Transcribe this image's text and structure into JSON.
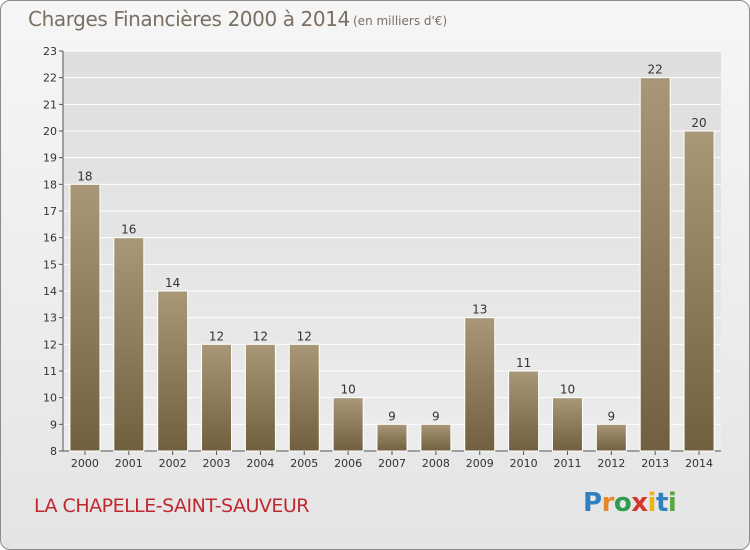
{
  "header": {
    "title": "Charges Financières 2000 à 2014",
    "subtitle": "(en milliers d'€)"
  },
  "footer": {
    "commune": "LA CHAPELLE-SAINT-SAUVEUR",
    "logo": "Proxiti"
  },
  "colors": {
    "bar_top": "#a89878",
    "bar_bottom": "#70603f",
    "title": "#7a6f62",
    "commune": "#c0282f"
  },
  "chart_data": {
    "type": "bar",
    "title": "Charges Financières 2000 à 2014",
    "subtitle": "(en milliers d'€)",
    "categories": [
      "2000",
      "2001",
      "2002",
      "2003",
      "2004",
      "2005",
      "2006",
      "2007",
      "2008",
      "2009",
      "2010",
      "2011",
      "2012",
      "2013",
      "2014"
    ],
    "values": [
      18,
      16,
      14,
      12,
      12,
      12,
      10,
      9,
      9,
      13,
      11,
      10,
      9,
      22,
      20
    ],
    "ylim": [
      8,
      23
    ],
    "yticks": [
      8,
      9,
      10,
      11,
      12,
      13,
      14,
      15,
      16,
      17,
      18,
      19,
      20,
      21,
      22,
      23
    ],
    "grid": true,
    "legend": "none"
  }
}
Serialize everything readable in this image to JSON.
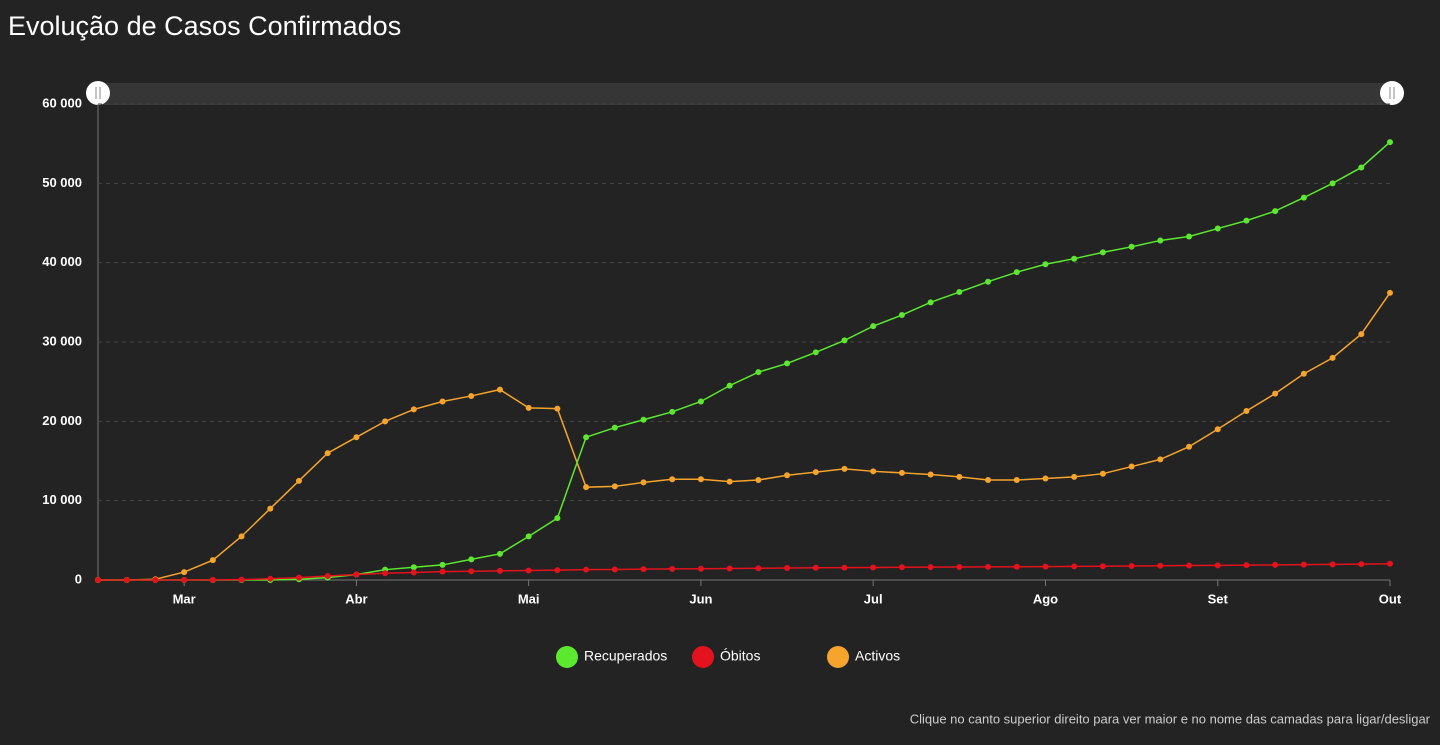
{
  "chart_data": {
    "type": "line",
    "title": "Evolução de Casos Confirmados",
    "note": "Clique no canto superior direito para ver maior e no nome das camadas para ligar/desligar",
    "categories": [
      null,
      null,
      null,
      "Mar",
      null,
      null,
      null,
      null,
      null,
      "Abr",
      null,
      null,
      null,
      null,
      null,
      "Mai",
      null,
      null,
      null,
      null,
      null,
      "Jun",
      null,
      null,
      null,
      null,
      null,
      "Jul",
      null,
      null,
      null,
      null,
      null,
      "Ago",
      null,
      null,
      null,
      null,
      null,
      "Set",
      null,
      null,
      null,
      null,
      null,
      "Out"
    ],
    "series": [
      {
        "name": "Recuperados",
        "color": "#5ce82e",
        "values": [
          0,
          0,
          0,
          0,
          0,
          0,
          0,
          100,
          300,
          700,
          1300,
          1600,
          1900,
          2600,
          3300,
          5500,
          7800,
          18000,
          19200,
          20200,
          21200,
          22500,
          24500,
          26200,
          27300,
          28700,
          30200,
          32000,
          33400,
          35000,
          36300,
          37600,
          38800,
          39800,
          40500,
          41300,
          42000,
          42800,
          43300,
          44300,
          45300,
          46500,
          48200,
          50000,
          52000,
          55200
        ]
      },
      {
        "name": "Óbitos",
        "color": "#e3121c",
        "values": [
          0,
          0,
          0,
          0,
          10,
          50,
          150,
          300,
          500,
          700,
          850,
          950,
          1050,
          1100,
          1150,
          1200,
          1250,
          1300,
          1330,
          1370,
          1400,
          1420,
          1450,
          1480,
          1510,
          1540,
          1560,
          1580,
          1600,
          1620,
          1640,
          1650,
          1670,
          1690,
          1710,
          1730,
          1760,
          1790,
          1820,
          1850,
          1870,
          1900,
          1940,
          1970,
          2000,
          2050
        ]
      },
      {
        "name": "Activos",
        "color": "#f6a42c",
        "values": [
          0,
          0,
          100,
          1000,
          2500,
          5500,
          9000,
          12500,
          16000,
          18000,
          20000,
          21500,
          22500,
          23200,
          24000,
          21700,
          21600,
          11700,
          11800,
          12300,
          12700,
          12700,
          12400,
          12600,
          13200,
          13600,
          14000,
          13700,
          13500,
          13300,
          13000,
          12600,
          12600,
          12800,
          13000,
          13400,
          14300,
          15200,
          16800,
          19000,
          21300,
          23500,
          26000,
          28000,
          31000,
          36200
        ]
      }
    ],
    "ylim": [
      0,
      60000
    ],
    "yticks": [
      0,
      {
        "value": 10000,
        "label": "10 000"
      },
      {
        "value": 20000,
        "label": "20 000"
      },
      {
        "value": 30000,
        "label": "30 000"
      },
      {
        "value": 40000,
        "label": "40 000"
      },
      {
        "value": 50000,
        "label": "50 000"
      },
      {
        "value": 60000,
        "label": "60 000"
      }
    ],
    "grid": true
  }
}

__THE EXERCISE__.
Leave the images out and output the remaining material exactly as it stands.

__OUTPUT BELOW__.
Transcribe this image's text and structure into JSON.
{
  "header": {
    "title": "Charges Financières 2000 à 2014",
    "subtitle": "(en milliers d'€)"
  },
  "footer": {
    "commune": "LA CHAPELLE-SAINT-SAUVEUR",
    "logo": "Proxiti"
  },
  "colors": {
    "bar_top": "#a89878",
    "bar_bottom": "#70603f",
    "title": "#7a6f62",
    "commune": "#c0282f"
  },
  "chart_data": {
    "type": "bar",
    "title": "Charges Financières 2000 à 2014",
    "subtitle": "(en milliers d'€)",
    "categories": [
      "2000",
      "2001",
      "2002",
      "2003",
      "2004",
      "2005",
      "2006",
      "2007",
      "2008",
      "2009",
      "2010",
      "2011",
      "2012",
      "2013",
      "2014"
    ],
    "values": [
      18,
      16,
      14,
      12,
      12,
      12,
      10,
      9,
      9,
      13,
      11,
      10,
      9,
      22,
      20
    ],
    "ylim": [
      8,
      23
    ],
    "yticks": [
      8,
      9,
      10,
      11,
      12,
      13,
      14,
      15,
      16,
      17,
      18,
      19,
      20,
      21,
      22,
      23
    ],
    "grid": true,
    "legend": "none"
  }
}
Serialize everything readable in this image to JSON.
{
  "chart_data": {
    "type": "line",
    "title": "Evolução de Casos Confirmados",
    "note": "Clique no canto superior direito para ver maior e no nome das camadas para ligar/desligar",
    "categories": [
      null,
      null,
      null,
      "Mar",
      null,
      null,
      null,
      null,
      null,
      "Abr",
      null,
      null,
      null,
      null,
      null,
      "Mai",
      null,
      null,
      null,
      null,
      null,
      "Jun",
      null,
      null,
      null,
      null,
      null,
      "Jul",
      null,
      null,
      null,
      null,
      null,
      "Ago",
      null,
      null,
      null,
      null,
      null,
      "Set",
      null,
      null,
      null,
      null,
      null,
      "Out"
    ],
    "series": [
      {
        "name": "Recuperados",
        "color": "#5ce82e",
        "values": [
          0,
          0,
          0,
          0,
          0,
          0,
          0,
          100,
          300,
          700,
          1300,
          1600,
          1900,
          2600,
          3300,
          5500,
          7800,
          18000,
          19200,
          20200,
          21200,
          22500,
          24500,
          26200,
          27300,
          28700,
          30200,
          32000,
          33400,
          35000,
          36300,
          37600,
          38800,
          39800,
          40500,
          41300,
          42000,
          42800,
          43300,
          44300,
          45300,
          46500,
          48200,
          50000,
          52000,
          55200
        ]
      },
      {
        "name": "Óbitos",
        "color": "#e3121c",
        "values": [
          0,
          0,
          0,
          0,
          10,
          50,
          150,
          300,
          500,
          700,
          850,
          950,
          1050,
          1100,
          1150,
          1200,
          1250,
          1300,
          1330,
          1370,
          1400,
          1420,
          1450,
          1480,
          1510,
          1540,
          1560,
          1580,
          1600,
          1620,
          1640,
          1650,
          1670,
          1690,
          1710,
          1730,
          1760,
          1790,
          1820,
          1850,
          1870,
          1900,
          1940,
          1970,
          2000,
          2050
        ]
      },
      {
        "name": "Activos",
        "color": "#f6a42c",
        "values": [
          0,
          0,
          100,
          1000,
          2500,
          5500,
          9000,
          12500,
          16000,
          18000,
          20000,
          21500,
          22500,
          23200,
          24000,
          21700,
          21600,
          11700,
          11800,
          12300,
          12700,
          12700,
          12400,
          12600,
          13200,
          13600,
          14000,
          13700,
          13500,
          13300,
          13000,
          12600,
          12600,
          12800,
          13000,
          13400,
          14300,
          15200,
          16800,
          19000,
          21300,
          23500,
          26000,
          28000,
          31000,
          36200
        ]
      }
    ],
    "ylim": [
      0,
      60000
    ],
    "yticks": [
      0,
      {
        "value": 10000,
        "label": "10 000"
      },
      {
        "value": 20000,
        "label": "20 000"
      },
      {
        "value": 30000,
        "label": "30 000"
      },
      {
        "value": 40000,
        "label": "40 000"
      },
      {
        "value": 50000,
        "label": "50 000"
      },
      {
        "value": 60000,
        "label": "60 000"
      }
    ],
    "grid": true
  }
}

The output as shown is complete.